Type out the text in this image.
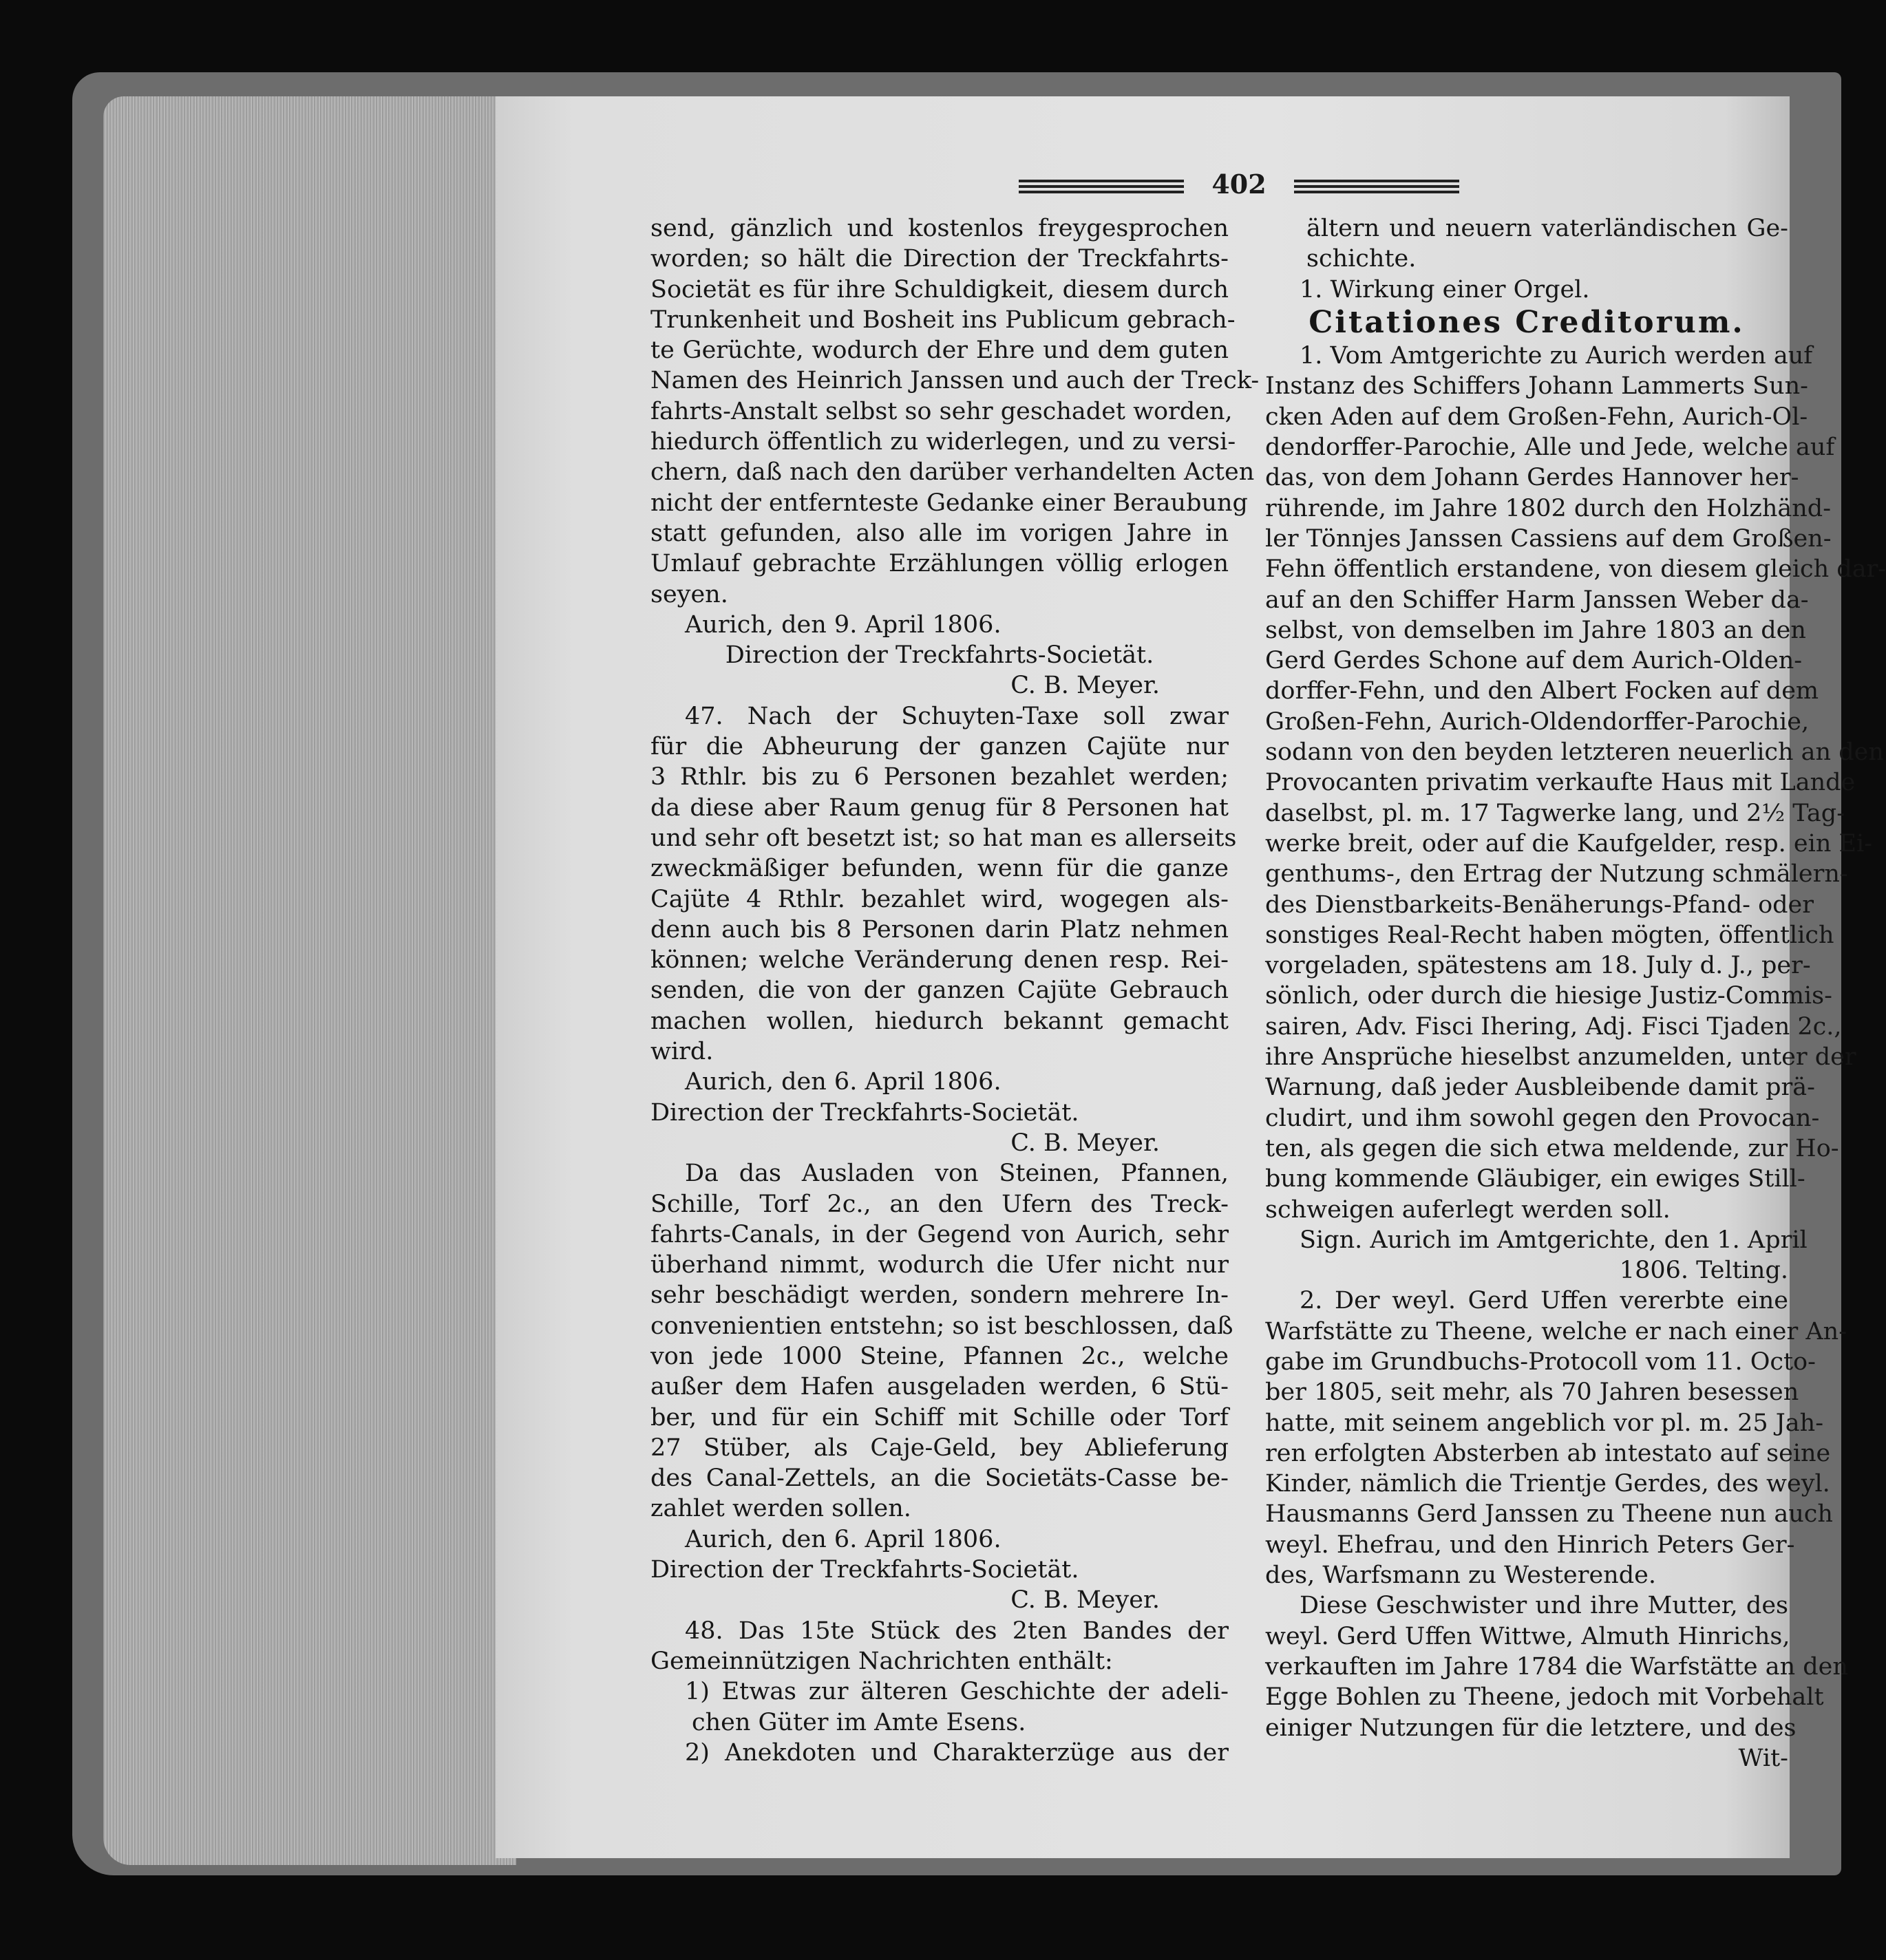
402
send, gänzlich und kostenlos freygesprochen
worden; so hält die Direction der Treckfahrts-
Societät es für ihre Schuldigkeit, diesem durch
Trunkenheit und Bosheit ins Publicum gebrach-
te Gerüchte, wodurch der Ehre und dem guten
Namen des Heinrich Janssen und auch der Treck-
fahrts-Anstalt selbst so sehr geschadet worden,
hiedurch öffentlich zu widerlegen, und zu versi-
chern, daß nach den darüber verhandelten Acten
nicht der entfernteste Gedanke einer Beraubung
statt gefunden, also alle im vorigen Jahre in
Umlauf gebrachte Erzählungen völlig erlogen
seyen.
Aurich, den 9. April 1806.
Direction der Treckfahrts-Societät.
C. B. Meyer.
47. Nach der Schuyten-Taxe soll zwar
für die Abheurung der ganzen Cajüte nur
3 Rthlr. bis zu 6 Personen bezahlet werden;
da diese aber Raum genug für 8 Personen hat
und sehr oft besetzt ist; so hat man es allerseits
zweckmäßiger befunden, wenn für die ganze
Cajüte 4 Rthlr. bezahlet wird, wogegen als-
denn auch bis 8 Personen darin Platz nehmen
können; welche Veränderung denen resp. Rei-
senden, die von der ganzen Cajüte Gebrauch
machen wollen, hiedurch bekannt gemacht
wird.
Aurich, den 6. April 1806.
Direction der Treckfahrts-Societät.
C. B. Meyer.
Da das Ausladen von Steinen, Pfannen,
Schille, Torf 2c., an den Ufern des Treck-
fahrts-Canals, in der Gegend von Aurich, sehr
überhand nimmt, wodurch die Ufer nicht nur
sehr beschädigt werden, sondern mehrere In-
convenientien entstehn; so ist beschlossen, daß
von jede 1000 Steine, Pfannen 2c., welche
außer dem Hafen ausgeladen werden, 6 Stü-
ber, und für ein Schiff mit Schille oder Torf
27 Stüber, als Caje-Geld, bey Ablieferung
des Canal-Zettels, an die Societäts-Casse be-
zahlet werden sollen.
Aurich, den 6. April 1806.
Direction der Treckfahrts-Societät.
C. B. Meyer.
48. Das 15te Stück des 2ten Bandes der
Gemeinnützigen Nachrichten enthält:
1) Etwas zur älteren Geschichte der adeli-
chen Güter im Amte Esens.
2) Anekdoten und Charakterzüge aus der
ältern und neuern vaterländischen Ge-
schichte.
1. Wirkung einer Orgel.
Citationes Creditorum.
1. Vom Amtgerichte zu Aurich werden auf
Instanz des Schiffers Johann Lammerts Sun-
cken Aden auf dem Großen-Fehn, Aurich-Ol-
dendorffer-Parochie, Alle und Jede, welche auf
das, von dem Johann Gerdes Hannover her-
rührende, im Jahre 1802 durch den Holzhänd-
ler Tönnjes Janssen Cassiens auf dem Großen-
Fehn öffentlich erstandene, von diesem gleich dar-
auf an den Schiffer Harm Janssen Weber da-
selbst, von demselben im Jahre 1803 an den
Gerd Gerdes Schone auf dem Aurich-Olden-
dorffer-Fehn, und den Albert Focken auf dem
Großen-Fehn, Aurich-Oldendorffer-Parochie,
sodann von den beyden letzteren neuerlich an den
Provocanten privatim verkaufte Haus mit Lande
daselbst, pl. m. 17 Tagwerke lang, und 2½ Tag-
werke breit, oder auf die Kaufgelder, resp. ein Ei-
genthums-, den Ertrag der Nutzung schmälern-
des Dienstbarkeits-Benäherungs-Pfand- oder
sonstiges Real-Recht haben mögten, öffentlich
vorgeladen, spätestens am 18. July d. J., per-
sönlich, oder durch die hiesige Justiz-Commis-
sairen, Adv. Fisci Ihering, Adj. Fisci Tjaden 2c.,
ihre Ansprüche hieselbst anzumelden, unter der
Warnung, daß jeder Ausbleibende damit prä-
cludirt, und ihm sowohl gegen den Provocan-
ten, als gegen die sich etwa meldende, zur Ho-
bung kommende Gläubiger, ein ewiges Still-
schweigen auferlegt werden soll.
Sign. Aurich im Amtgerichte, den 1. April
1806. Telting.
2. Der weyl. Gerd Uffen vererbte eine
Warfstätte zu Theene, welche er nach einer An-
gabe im Grundbuchs-Protocoll vom 11. Octo-
ber 1805, seit mehr, als 70 Jahren besessen
hatte, mit seinem angeblich vor pl. m. 25 Jah-
ren erfolgten Absterben ab intestato auf seine
Kinder, nämlich die Trientje Gerdes, des weyl.
Hausmanns Gerd Janssen zu Theene nun auch
weyl. Ehefrau, und den Hinrich Peters Ger-
des, Warfsmann zu Westerende.
Diese Geschwister und ihre Mutter, des
weyl. Gerd Uffen Wittwe, Almuth Hinrichs,
verkauften im Jahre 1784 die Warfstätte an den
Egge Bohlen zu Theene, jedoch mit Vorbehalt
einiger Nutzungen für die letztere, und des
Wit-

- [PROBLEM DESCRIPTION] Except for the pictures, give all the material above again verbatim.

- [FINISHED EXERCISE]
Type out the text in this image.
402
send, gänzlich und kostenlos freygesprochen
worden; so hält die Direction der Treckfahrts-
Societät es für ihre Schuldigkeit, diesem durch
Trunkenheit und Bosheit ins Publicum gebrach-
te Gerüchte, wodurch der Ehre und dem guten
Namen des Heinrich Janssen und auch der Treck-
fahrts-Anstalt selbst so sehr geschadet worden,
hiedurch öffentlich zu widerlegen, und zu versi-
chern, daß nach den darüber verhandelten Acten
nicht der entfernteste Gedanke einer Beraubung
statt gefunden, also alle im vorigen Jahre in
Umlauf gebrachte Erzählungen völlig erlogen
seyen.
Aurich, den 9. April 1806.
Direction der Treckfahrts-Societät.
C. B. Meyer.
47. Nach der Schuyten-Taxe soll zwar
für die Abheurung der ganzen Cajüte nur
3 Rthlr. bis zu 6 Personen bezahlet werden;
da diese aber Raum genug für 8 Personen hat
und sehr oft besetzt ist; so hat man es allerseits
zweckmäßiger befunden, wenn für die ganze
Cajüte 4 Rthlr. bezahlet wird, wogegen als-
denn auch bis 8 Personen darin Platz nehmen
können; welche Veränderung denen resp. Rei-
senden, die von der ganzen Cajüte Gebrauch
machen wollen, hiedurch bekannt gemacht
wird.
Aurich, den 6. April 1806.
Direction der Treckfahrts-Societät.
C. B. Meyer.
Da das Ausladen von Steinen, Pfannen,
Schille, Torf 2c., an den Ufern des Treck-
fahrts-Canals, in der Gegend von Aurich, sehr
überhand nimmt, wodurch die Ufer nicht nur
sehr beschädigt werden, sondern mehrere In-
convenientien entstehn; so ist beschlossen, daß
von jede 1000 Steine, Pfannen 2c., welche
außer dem Hafen ausgeladen werden, 6 Stü-
ber, und für ein Schiff mit Schille oder Torf
27 Stüber, als Caje-Geld, bey Ablieferung
des Canal-Zettels, an die Societäts-Casse be-
zahlet werden sollen.
Aurich, den 6. April 1806.
Direction der Treckfahrts-Societät.
C. B. Meyer.
48. Das 15te Stück des 2ten Bandes der
Gemeinnützigen Nachrichten enthält:
1) Etwas zur älteren Geschichte der adeli-
chen Güter im Amte Esens.
2) Anekdoten und Charakterzüge aus der
ältern und neuern vaterländischen Ge-
schichte.
1. Wirkung einer Orgel.
Citationes Creditorum.
1. Vom Amtgerichte zu Aurich werden auf
Instanz des Schiffers Johann Lammerts Sun-
cken Aden auf dem Großen-Fehn, Aurich-Ol-
dendorffer-Parochie, Alle und Jede, welche auf
das, von dem Johann Gerdes Hannover her-
rührende, im Jahre 1802 durch den Holzhänd-
ler Tönnjes Janssen Cassiens auf dem Großen-
Fehn öffentlich erstandene, von diesem gleich dar-
auf an den Schiffer Harm Janssen Weber da-
selbst, von demselben im Jahre 1803 an den
Gerd Gerdes Schone auf dem Aurich-Olden-
dorffer-Fehn, und den Albert Focken auf dem
Großen-Fehn, Aurich-Oldendorffer-Parochie,
sodann von den beyden letzteren neuerlich an den
Provocanten privatim verkaufte Haus mit Lande
daselbst, pl. m. 17 Tagwerke lang, und 2½ Tag-
werke breit, oder auf die Kaufgelder, resp. ein Ei-
genthums-, den Ertrag der Nutzung schmälern-
des Dienstbarkeits-Benäherungs-Pfand- oder
sonstiges Real-Recht haben mögten, öffentlich
vorgeladen, spätestens am 18. July d. J., per-
sönlich, oder durch die hiesige Justiz-Commis-
sairen, Adv. Fisci Ihering, Adj. Fisci Tjaden 2c.,
ihre Ansprüche hieselbst anzumelden, unter der
Warnung, daß jeder Ausbleibende damit prä-
cludirt, und ihm sowohl gegen den Provocan-
ten, als gegen die sich etwa meldende, zur Ho-
bung kommende Gläubiger, ein ewiges Still-
schweigen auferlegt werden soll.
Sign. Aurich im Amtgerichte, den 1. April
1806. Telting.
2. Der weyl. Gerd Uffen vererbte eine
Warfstätte zu Theene, welche er nach einer An-
gabe im Grundbuchs-Protocoll vom 11. Octo-
ber 1805, seit mehr, als 70 Jahren besessen
hatte, mit seinem angeblich vor pl. m. 25 Jah-
ren erfolgten Absterben ab intestato auf seine
Kinder, nämlich die Trientje Gerdes, des weyl.
Hausmanns Gerd Janssen zu Theene nun auch
weyl. Ehefrau, und den Hinrich Peters Ger-
des, Warfsmann zu Westerende.
Diese Geschwister und ihre Mutter, des
weyl. Gerd Uffen Wittwe, Almuth Hinrichs,
verkauften im Jahre 1784 die Warfstätte an den
Egge Bohlen zu Theene, jedoch mit Vorbehalt
einiger Nutzungen für die letztere, und des
Wit-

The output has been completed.